◆ The request
Transcribe the full listing exactly, and drop every picture.

◆ Data records
■ ■ ■ ■ ■ ■ ■
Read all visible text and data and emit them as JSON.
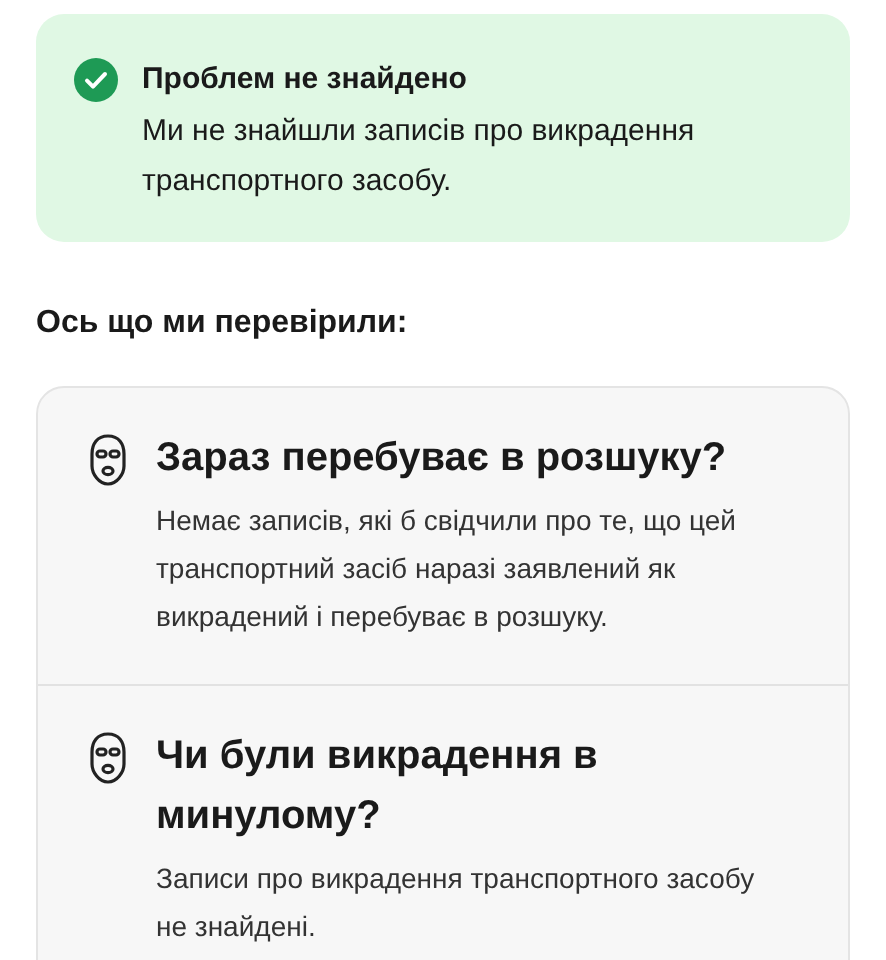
{
  "alert": {
    "title": "Проблем не знайдено",
    "message": "Ми не знайшли записів про викрадення транспортного засобу."
  },
  "section_heading": "Ось що ми перевірили:",
  "checks": [
    {
      "title": "Зараз перебуває в розшуку?",
      "description": "Немає записів, які б свідчили про те, що цей транспортний засіб наразі заявлений як викрадений і перебуває в розшуку."
    },
    {
      "title": "Чи були викрадення в минулому?",
      "description": "Записи про викрадення транспортного засобу не знайдені."
    }
  ]
}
■ ■ ■ ■ ■ ■ ■
◆ Written solution
Read all visible text and data and emit them as JSON.
{
  "alert": {
    "title": "Проблем не знайдено",
    "message": "Ми не знайшли записів про викрадення транспортного засобу."
  },
  "section_heading": "Ось що ми перевірили:",
  "checks": [
    {
      "title": "Зараз перебуває в розшуку?",
      "description": "Немає записів, які б свідчили про те, що цей транспортний засіб наразі заявлений як викрадений і перебуває в розшуку."
    },
    {
      "title": "Чи були викрадення в минулому?",
      "description": "Записи про викрадення транспортного засобу не знайдені."
    }
  ]
}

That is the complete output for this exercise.